#### Exercise directions
Edit the lines from the first one through the line with "6, 120, 16]" by changing "network-name" to "wifi-name" and leaving everything else as it is, then give back only those lines.

*** Provided records ***

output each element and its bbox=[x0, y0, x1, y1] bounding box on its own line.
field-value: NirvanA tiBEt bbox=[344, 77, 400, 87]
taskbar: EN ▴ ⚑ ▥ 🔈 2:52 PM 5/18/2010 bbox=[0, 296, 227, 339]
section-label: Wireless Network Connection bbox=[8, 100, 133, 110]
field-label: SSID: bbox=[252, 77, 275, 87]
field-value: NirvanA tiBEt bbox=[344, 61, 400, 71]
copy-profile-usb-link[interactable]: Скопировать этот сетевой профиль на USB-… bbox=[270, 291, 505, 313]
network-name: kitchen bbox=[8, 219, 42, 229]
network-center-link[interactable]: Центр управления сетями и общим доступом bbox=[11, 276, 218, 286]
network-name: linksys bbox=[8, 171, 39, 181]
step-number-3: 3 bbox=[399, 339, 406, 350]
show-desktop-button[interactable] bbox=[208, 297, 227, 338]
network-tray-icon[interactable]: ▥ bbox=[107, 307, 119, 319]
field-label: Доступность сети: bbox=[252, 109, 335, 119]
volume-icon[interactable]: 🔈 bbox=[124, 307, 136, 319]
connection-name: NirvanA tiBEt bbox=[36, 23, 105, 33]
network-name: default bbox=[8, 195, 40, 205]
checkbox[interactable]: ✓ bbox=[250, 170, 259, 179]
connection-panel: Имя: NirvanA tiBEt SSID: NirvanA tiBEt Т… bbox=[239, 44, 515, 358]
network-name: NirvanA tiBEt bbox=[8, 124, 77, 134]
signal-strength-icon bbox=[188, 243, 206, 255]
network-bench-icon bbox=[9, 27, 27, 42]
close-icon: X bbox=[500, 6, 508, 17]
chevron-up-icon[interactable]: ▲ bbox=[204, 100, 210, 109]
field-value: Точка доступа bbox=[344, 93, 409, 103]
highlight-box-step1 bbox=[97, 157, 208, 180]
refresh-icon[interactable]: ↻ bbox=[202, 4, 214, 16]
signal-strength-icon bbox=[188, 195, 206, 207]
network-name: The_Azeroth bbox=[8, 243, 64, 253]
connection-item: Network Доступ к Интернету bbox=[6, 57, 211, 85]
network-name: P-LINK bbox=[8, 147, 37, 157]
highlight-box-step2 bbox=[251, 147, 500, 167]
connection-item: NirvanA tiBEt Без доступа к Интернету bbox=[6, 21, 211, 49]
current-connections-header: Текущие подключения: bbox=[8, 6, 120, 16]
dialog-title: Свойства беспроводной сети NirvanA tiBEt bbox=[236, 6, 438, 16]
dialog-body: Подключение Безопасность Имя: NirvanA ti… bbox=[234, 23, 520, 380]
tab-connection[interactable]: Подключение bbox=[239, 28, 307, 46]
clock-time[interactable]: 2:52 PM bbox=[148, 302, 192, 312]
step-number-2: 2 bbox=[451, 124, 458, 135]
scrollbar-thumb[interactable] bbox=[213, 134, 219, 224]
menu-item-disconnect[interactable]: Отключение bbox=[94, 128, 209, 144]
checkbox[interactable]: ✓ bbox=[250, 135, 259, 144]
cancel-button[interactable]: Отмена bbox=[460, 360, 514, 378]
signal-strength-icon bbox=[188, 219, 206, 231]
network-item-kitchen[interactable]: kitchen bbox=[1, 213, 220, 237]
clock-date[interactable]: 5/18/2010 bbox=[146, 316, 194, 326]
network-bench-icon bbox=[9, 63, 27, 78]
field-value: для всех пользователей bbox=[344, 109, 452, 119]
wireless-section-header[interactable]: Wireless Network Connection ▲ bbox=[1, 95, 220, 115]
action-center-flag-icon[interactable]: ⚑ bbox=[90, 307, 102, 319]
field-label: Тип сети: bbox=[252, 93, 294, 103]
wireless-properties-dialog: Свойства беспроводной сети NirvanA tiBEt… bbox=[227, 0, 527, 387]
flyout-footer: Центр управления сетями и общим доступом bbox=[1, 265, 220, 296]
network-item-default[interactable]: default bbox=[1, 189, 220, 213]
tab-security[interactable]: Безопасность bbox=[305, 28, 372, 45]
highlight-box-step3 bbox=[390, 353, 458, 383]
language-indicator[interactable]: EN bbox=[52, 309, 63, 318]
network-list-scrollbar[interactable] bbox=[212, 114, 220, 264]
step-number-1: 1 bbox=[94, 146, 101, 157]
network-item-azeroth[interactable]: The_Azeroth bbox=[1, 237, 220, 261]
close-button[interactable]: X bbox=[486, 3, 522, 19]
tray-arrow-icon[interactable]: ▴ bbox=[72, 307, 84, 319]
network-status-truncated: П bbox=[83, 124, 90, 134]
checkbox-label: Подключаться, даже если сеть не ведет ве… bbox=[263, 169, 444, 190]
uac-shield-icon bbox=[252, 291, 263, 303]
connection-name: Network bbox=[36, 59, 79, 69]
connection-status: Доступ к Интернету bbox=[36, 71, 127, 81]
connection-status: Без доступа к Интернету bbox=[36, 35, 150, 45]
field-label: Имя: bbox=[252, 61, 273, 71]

***

#### In response
output each element and its bbox=[x0, y0, x1, y1] bounding box on its own line.
field-value: NirvanA tiBEt bbox=[344, 77, 400, 87]
taskbar: EN ▴ ⚑ ▥ 🔈 2:52 PM 5/18/2010 bbox=[0, 296, 227, 339]
section-label: Wireless Network Connection bbox=[8, 100, 133, 110]
field-label: SSID: bbox=[252, 77, 275, 87]
field-value: NirvanA tiBEt bbox=[344, 61, 400, 71]
copy-profile-usb-link[interactable]: Скопировать этот сетевой профиль на USB-… bbox=[270, 291, 505, 313]
wifi-name: kitchen bbox=[8, 219, 42, 229]
network-center-link[interactable]: Центр управления сетями и общим доступом bbox=[11, 276, 218, 286]
wifi-name: linksys bbox=[8, 171, 39, 181]
step-number-3: 3 bbox=[399, 339, 406, 350]
show-desktop-button[interactable] bbox=[208, 297, 227, 338]
network-tray-icon[interactable]: ▥ bbox=[107, 307, 119, 319]
field-label: Доступность сети: bbox=[252, 109, 335, 119]
volume-icon[interactable]: 🔈 bbox=[124, 307, 136, 319]
connection-name: NirvanA tiBEt bbox=[36, 23, 105, 33]
wifi-name: default bbox=[8, 195, 40, 205]
checkbox[interactable]: ✓ bbox=[250, 170, 259, 179]
connection-panel: Имя: NirvanA tiBEt SSID: NirvanA tiBEt Т… bbox=[239, 44, 515, 358]
wifi-name: NirvanA tiBEt bbox=[8, 124, 77, 134]
signal-strength-icon bbox=[188, 243, 206, 255]
network-bench-icon bbox=[9, 27, 27, 42]
close-icon: X bbox=[500, 6, 508, 17]
chevron-up-icon[interactable]: ▲ bbox=[204, 100, 210, 109]
field-value: Точка доступа bbox=[344, 93, 409, 103]
highlight-box-step1 bbox=[97, 157, 208, 180]
refresh-icon[interactable]: ↻ bbox=[202, 4, 214, 16]
signal-strength-icon bbox=[188, 195, 206, 207]
wifi-name: The_Azeroth bbox=[8, 243, 64, 253]
connection-item: Network Доступ к Интернету bbox=[6, 57, 211, 85]
wifi-name: P-LINK bbox=[8, 147, 37, 157]
highlight-box-step2 bbox=[251, 147, 500, 167]
connection-item: NirvanA tiBEt Без доступа к Интернету bbox=[6, 21, 211, 49]
current-connections-header: Текущие подключения: bbox=[8, 6, 120, 16]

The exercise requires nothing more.